> Task instructions
Repeat the lines from the one containing "What does this" through the last line of the data, exactly, pictures omitted.

> Material provided
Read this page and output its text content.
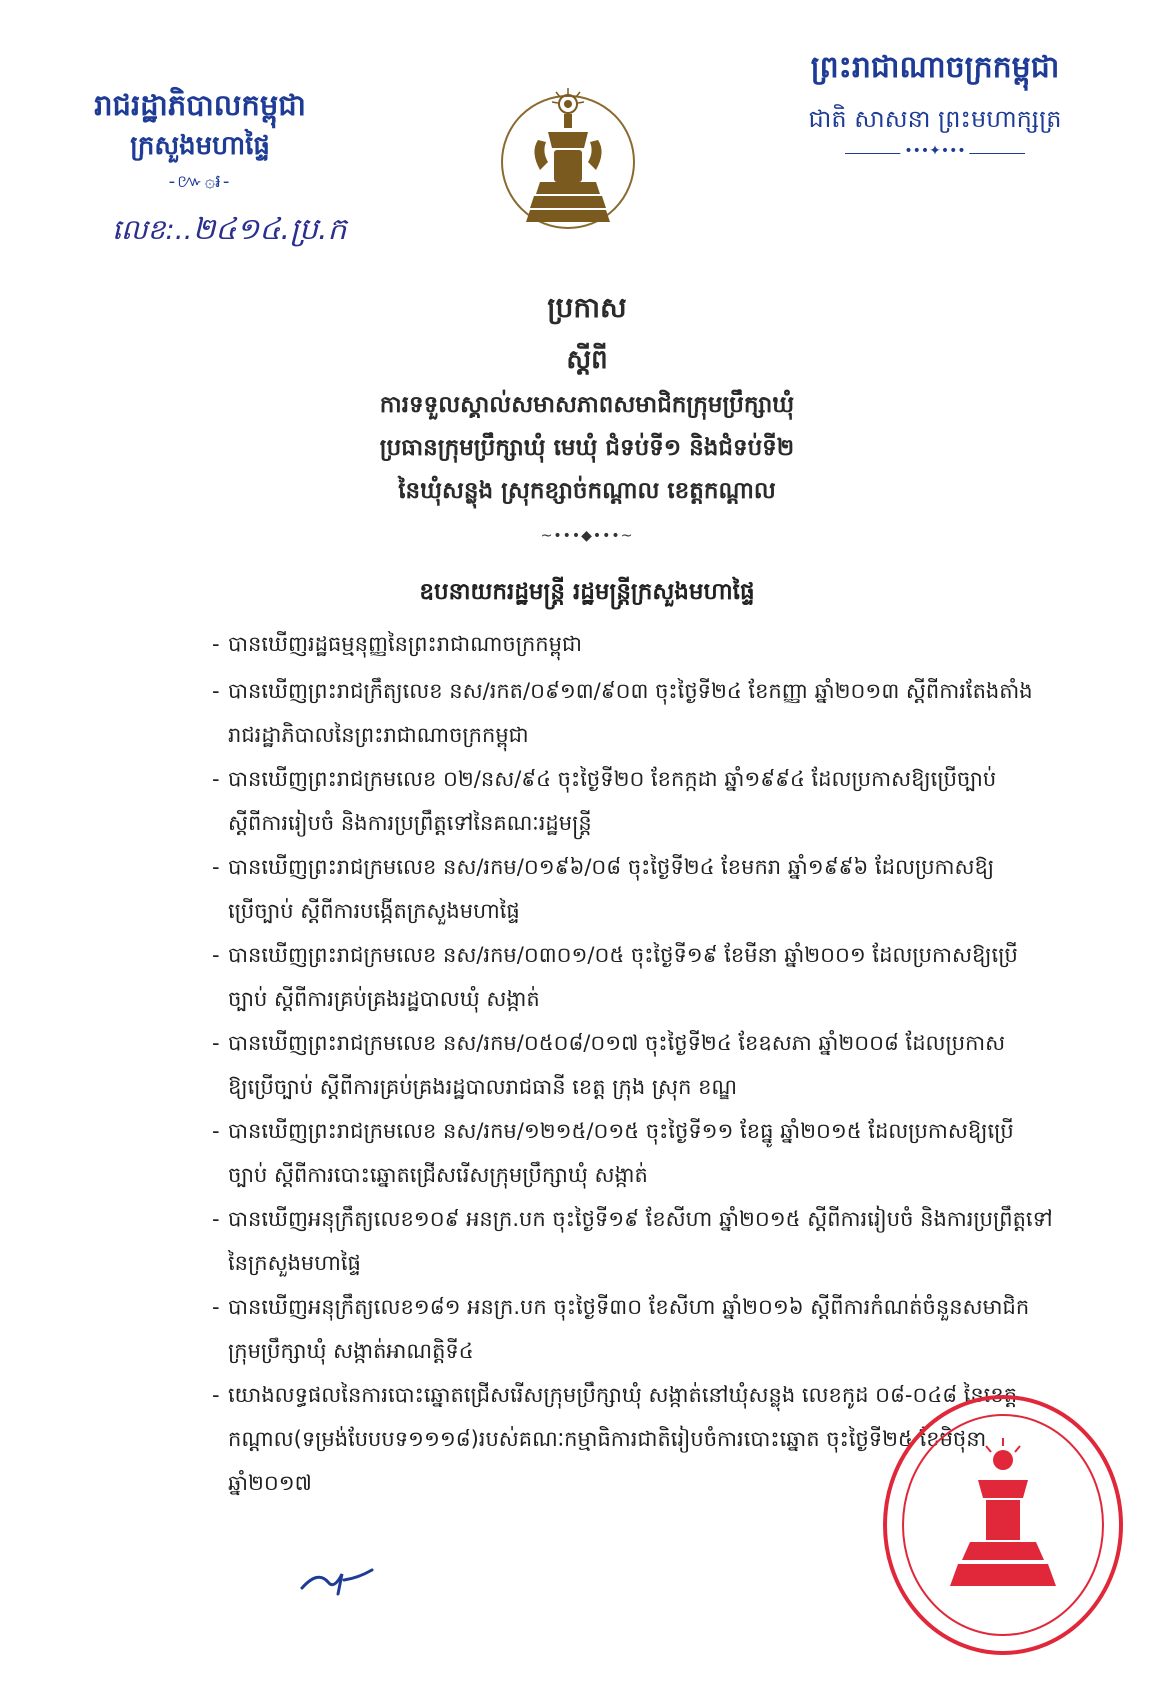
រាជរដ្ឋាភិបាលកម្ពុជា
ក្រសួងមហាផ្ទៃ
-៚۞៛-
លេខ:..២៤១៤.ប្រ.ក
ព្រះរាជាណាចក្រកម្ពុជា
ជាតិ សាសនា ព្រះមហាក្សត្រ
•••✦•••
ប្រកាស
ស្តីពី
ការទទួលស្គាល់សមាសភាពសមាជិកក្រុមប្រឹក្សាឃុំ
ប្រធានក្រុមប្រឹក្សាឃុំ មេឃុំ ជំទប់ទី១ និងជំទប់ទី២
នៃឃុំសន្លុង ស្រុកខ្សាច់កណ្តាល ខេត្តកណ្តាល
~•••◆•••~
ឧបនាយករដ្ឋមន្ត្រី រដ្ឋមន្ត្រីក្រសួងមហាផ្ទៃ
- បានឃើញរដ្ឋធម្មនុញ្ញនៃព្រះរាជាណាចក្រកម្ពុជា
- បានឃើញព្រះរាជក្រឹត្យលេខ នស/រកត/០៩១៣/៩០៣ ចុះថ្ងៃទី២៤ ខែកញ្ញា ឆ្នាំ២០១៣ ស្តីពីការតែងតាំង
រាជរដ្ឋាភិបាលនៃព្រះរាជាណាចក្រកម្ពុជា
- បានឃើញព្រះរាជក្រមលេខ ០២/នស/៩៤ ចុះថ្ងៃទី២០ ខែកក្កដា ឆ្នាំ១៩៩៤ ដែលប្រកាសឱ្យប្រើច្បាប់
ស្តីពីការរៀបចំ និងការប្រព្រឹត្តទៅនៃគណៈរដ្ឋមន្ត្រី
- បានឃើញព្រះរាជក្រមលេខ នស/រកម/០១៩៦/០៨ ចុះថ្ងៃទី២៤ ខែមករា ឆ្នាំ១៩៩៦ ដែលប្រកាសឱ្យ
ប្រើច្បាប់ ស្តីពីការបង្កើតក្រសួងមហាផ្ទៃ
- បានឃើញព្រះរាជក្រមលេខ នស/រកម/០៣០១/០៥ ចុះថ្ងៃទី១៩ ខែមីនា ឆ្នាំ២០០១ ដែលប្រកាសឱ្យប្រើ
ច្បាប់ ស្តីពីការគ្រប់គ្រងរដ្ឋបាលឃុំ សង្កាត់
- បានឃើញព្រះរាជក្រមលេខ នស/រកម/០៥០៨/០១៧ ចុះថ្ងៃទី២៤ ខែឧសភា ឆ្នាំ២០០៨ ដែលប្រកាស
ឱ្យប្រើច្បាប់ ស្តីពីការគ្រប់គ្រងរដ្ឋបាលរាជធានី ខេត្ត ក្រុង ស្រុក ខណ្ឌ
- បានឃើញព្រះរាជក្រមលេខ នស/រកម/១២១៥/០១៥ ចុះថ្ងៃទី១១ ខែធ្នូ ឆ្នាំ២០១៥ ដែលប្រកាសឱ្យប្រើ
ច្បាប់ ស្តីពីការបោះឆ្នោតជ្រើសរើសក្រុមប្រឹក្សាឃុំ សង្កាត់
- បានឃើញអនុក្រឹត្យលេខ១០៩ អនក្រ.បក ចុះថ្ងៃទី១៩ ខែសីហា ឆ្នាំ២០១៥ ស្តីពីការរៀបចំ និងការប្រព្រឹត្តទៅ
នៃក្រសួងមហាផ្ទៃ
- បានឃើញអនុក្រឹត្យលេខ១៨១ អនក្រ.បក ចុះថ្ងៃទី៣០ ខែសីហា ឆ្នាំ២០១៦ ស្តីពីការកំណត់ចំនួនសមាជិក
ក្រុមប្រឹក្សាឃុំ សង្កាត់អាណត្តិទី៤
- យោងលទ្ធផលនៃការបោះឆ្នោតជ្រើសរើសក្រុមប្រឹក្សាឃុំ សង្កាត់នៅឃុំសន្លុង លេខកូដ ០៨-០៤៨ នៃខេត្ត
កណ្តាល(ទម្រង់បែបបទ១១១៨)របស់គណៈកម្មាធិការជាតិរៀបចំការបោះឆ្នោត ចុះថ្ងៃទី២៥ ខែមិថុនា
ឆ្នាំ២០១៧
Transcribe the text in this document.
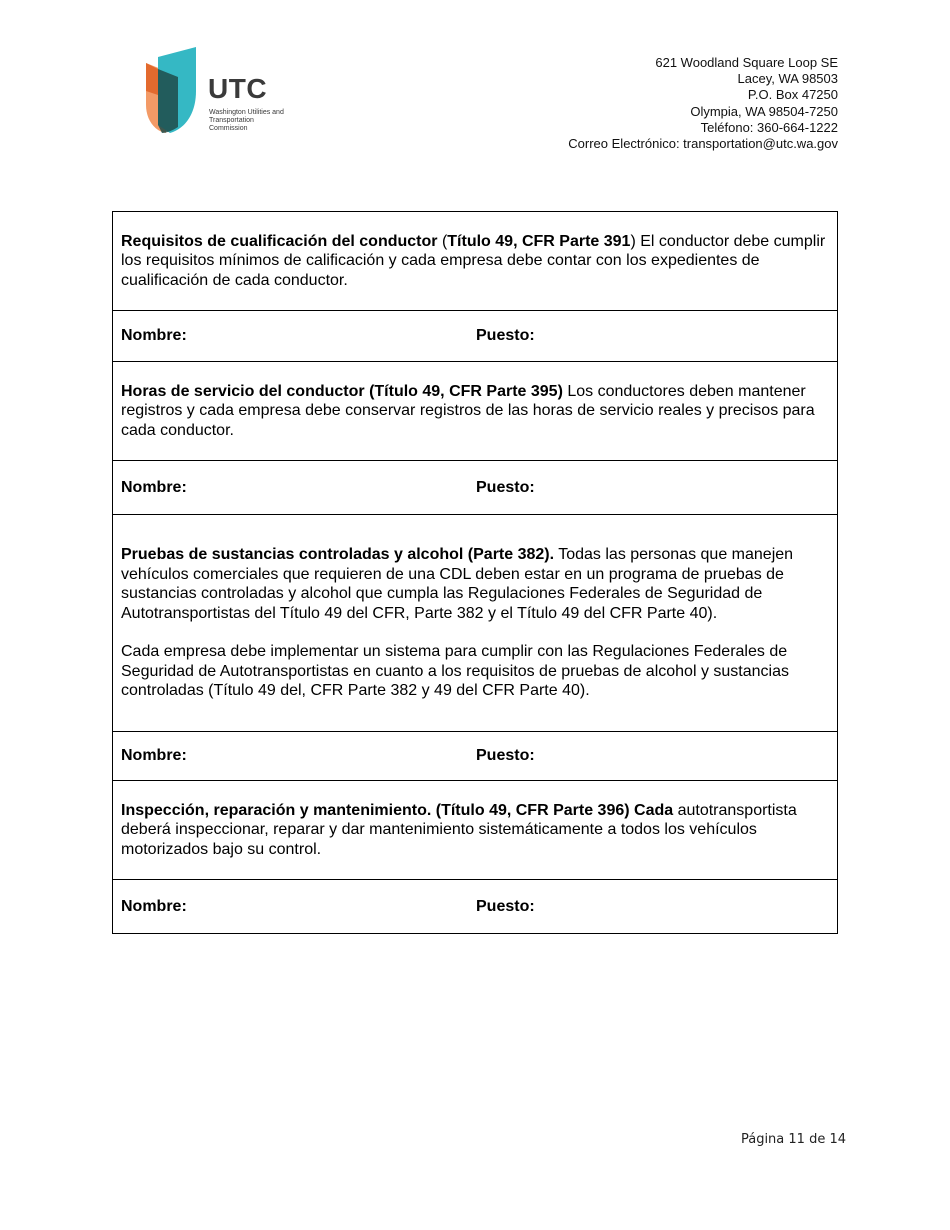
UTC
Washington Utilities and Transportation Commission
621 Woodland Square Loop SE
Lacey, WA 98503
P.O. Box 47250
Olympia, WA 98504-7250
Teléfono: 360-664-1222
Correo Electrónico: transportation@utc.wa.gov

Requisitos de cualificación del conductor (Título 49, CFR Parte 391) El conductor debe cumplir los requisitos mínimos de calificación y cada empresa debe contar con los expedientes de cualificación de cada conductor.

Nombre:	Puesto:

Horas de servicio del conductor (Título 49, CFR Parte 395) Los conductores deben mantener registros y cada empresa debe conservar registros de las horas de servicio reales y precisos para cada conductor.

Nombre:	Puesto:

Pruebas de sustancias controladas y alcohol (Parte 382). Todas las personas que manejen vehículos comerciales que requieren de una CDL deben estar en un programa de pruebas de sustancias controladas y alcohol que cumpla las Regulaciones Federales de Seguridad de Autotransportistas del Título 49 del CFR, Parte 382 y el Título 49 del CFR Parte 40).

Cada empresa debe implementar un sistema para cumplir con las Regulaciones Federales de Seguridad de Autotransportistas en cuanto a los requisitos de pruebas de alcohol y sustancias controladas (Título 49 del, CFR Parte 382 y 49 del CFR Parte 40).

Nombre:	Puesto:

Inspección, reparación y mantenimiento. (Título 49, CFR Parte 396) Cada autotransportista deberá inspeccionar, reparar y dar mantenimiento sistemáticamente a todos los vehículos motorizados bajo su control.

Nombre:	Puesto:
Página 11 de 14
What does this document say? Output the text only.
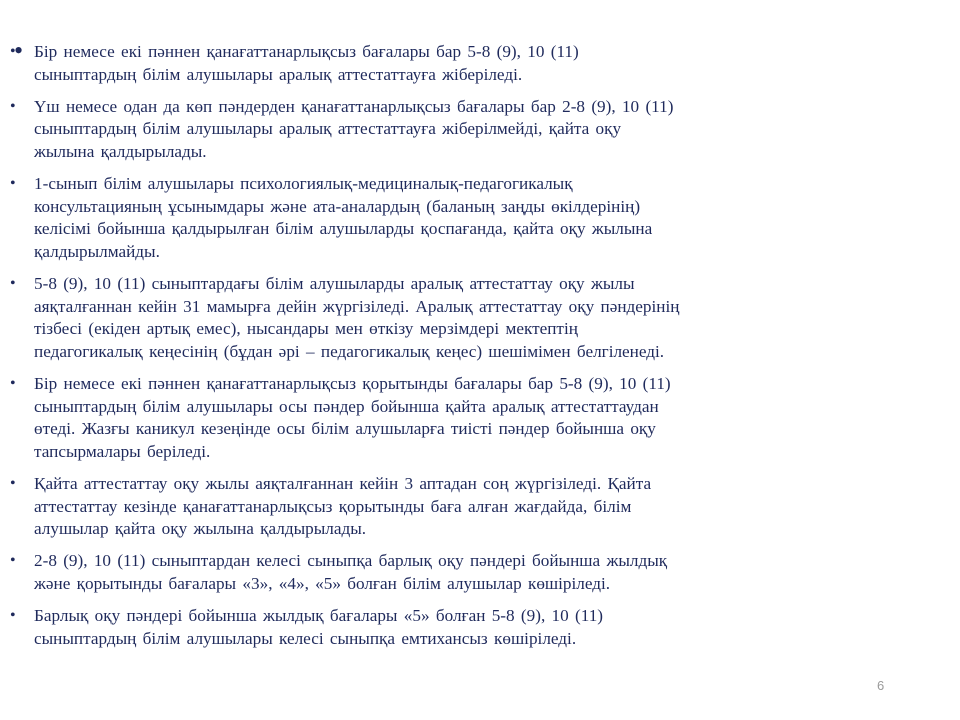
•
• Бір немесе екі пәннен қанағаттанарлықсыз бағалары бар 5-8 (9), 10 (11)
сыныптардың білім алушылары аралық аттестаттауға жіберіледі.
• Үш немесе одан да көп пәндерден қанағаттанарлықсыз бағалары бар 2-8 (9), 10 (11)
сыныптардың білім алушылары аралық аттестаттауға жіберілмейді, қайта оқу
жылына қалдырылады.
• 1-сынып білім алушылары психологиялық-медициналық-педагогикалық
консультацияның ұсынымдары және ата-аналардың (баланың заңды өкілдерінің)
келісімі бойынша қалдырылған білім алушыларды қоспағанда, қайта оқу жылына
қалдырылмайды.
• 5-8 (9), 10 (11) сыныптардағы білім алушыларды аралық аттестаттау оқу жылы
аяқталғаннан кейін 31 мамырға дейін жүргізіледі. Аралық аттестаттау оқу пәндерінің
тізбесі (екіден артық емес), нысандары мен өткізу мерзімдері мектептің
педагогикалық кеңесінің (бұдан әрі – педагогикалық кеңес) шешімімен белгіленеді.
• Бір немесе екі пәннен қанағаттанарлықсыз қорытынды бағалары бар 5-8 (9), 10 (11)
сыныптардың білім алушылары осы пәндер бойынша қайта аралық аттестаттаудан
өтеді. Жазғы каникул кезеңінде осы білім алушыларға тиісті пәндер бойынша оқу
тапсырмалары беріледі.
• Қайта аттестаттау оқу жылы аяқталғаннан кейін 3 аптадан соң жүргізіледі. Қайта
аттестаттау кезінде қанағаттанарлықсыз қорытынды баға алған жағдайда, білім
алушылар қайта оқу жылына қалдырылады.
• 2-8 (9), 10 (11) сыныптардан келесі сыныпқа барлық оқу пәндері бойынша жылдық
және қорытынды бағалары «3», «4», «5» болған білім алушылар көшіріледі.
• Барлық оқу пәндері бойынша жылдық бағалары «5» болған 5-8 (9), 10 (11)
сыныптардың білім алушылары келесі сыныпқа емтихансыз көшіріледі.
6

> Output for this exercise
What does this document say? Output the text only.
•
• Бір немесе екі пәннен қанағаттанарлықсыз бағалары бар 5-8 (9), 10 (11)
сыныптардың білім алушылары аралық аттестаттауға жіберіледі.
• Үш немесе одан да көп пәндерден қанағаттанарлықсыз бағалары бар 2-8 (9), 10 (11)
сыныптардың білім алушылары аралық аттестаттауға жіберілмейді, қайта оқу
жылына қалдырылады.
• 1-сынып білім алушылары психологиялық-медициналық-педагогикалық
консультацияның ұсынымдары және ата-аналардың (баланың заңды өкілдерінің)
келісімі бойынша қалдырылған білім алушыларды қоспағанда, қайта оқу жылына
қалдырылмайды.
• 5-8 (9), 10 (11) сыныптардағы білім алушыларды аралық аттестаттау оқу жылы
аяқталғаннан кейін 31 мамырға дейін жүргізіледі. Аралық аттестаттау оқу пәндерінің
тізбесі (екіден артық емес), нысандары мен өткізу мерзімдері мектептің
педагогикалық кеңесінің (бұдан әрі – педагогикалық кеңес) шешімімен белгіленеді.
• Бір немесе екі пәннен қанағаттанарлықсыз қорытынды бағалары бар 5-8 (9), 10 (11)
сыныптардың білім алушылары осы пәндер бойынша қайта аралық аттестаттаудан
өтеді. Жазғы каникул кезеңінде осы білім алушыларға тиісті пәндер бойынша оқу
тапсырмалары беріледі.
• Қайта аттестаттау оқу жылы аяқталғаннан кейін 3 аптадан соң жүргізіледі. Қайта
аттестаттау кезінде қанағаттанарлықсыз қорытынды баға алған жағдайда, білім
алушылар қайта оқу жылына қалдырылады.
• 2-8 (9), 10 (11) сыныптардан келесі сыныпқа барлық оқу пәндері бойынша жылдық
және қорытынды бағалары «3», «4», «5» болған білім алушылар көшіріледі.
• Барлық оқу пәндері бойынша жылдық бағалары «5» болған 5-8 (9), 10 (11)
сыныптардың білім алушылары келесі сыныпқа емтихансыз көшіріледі.
6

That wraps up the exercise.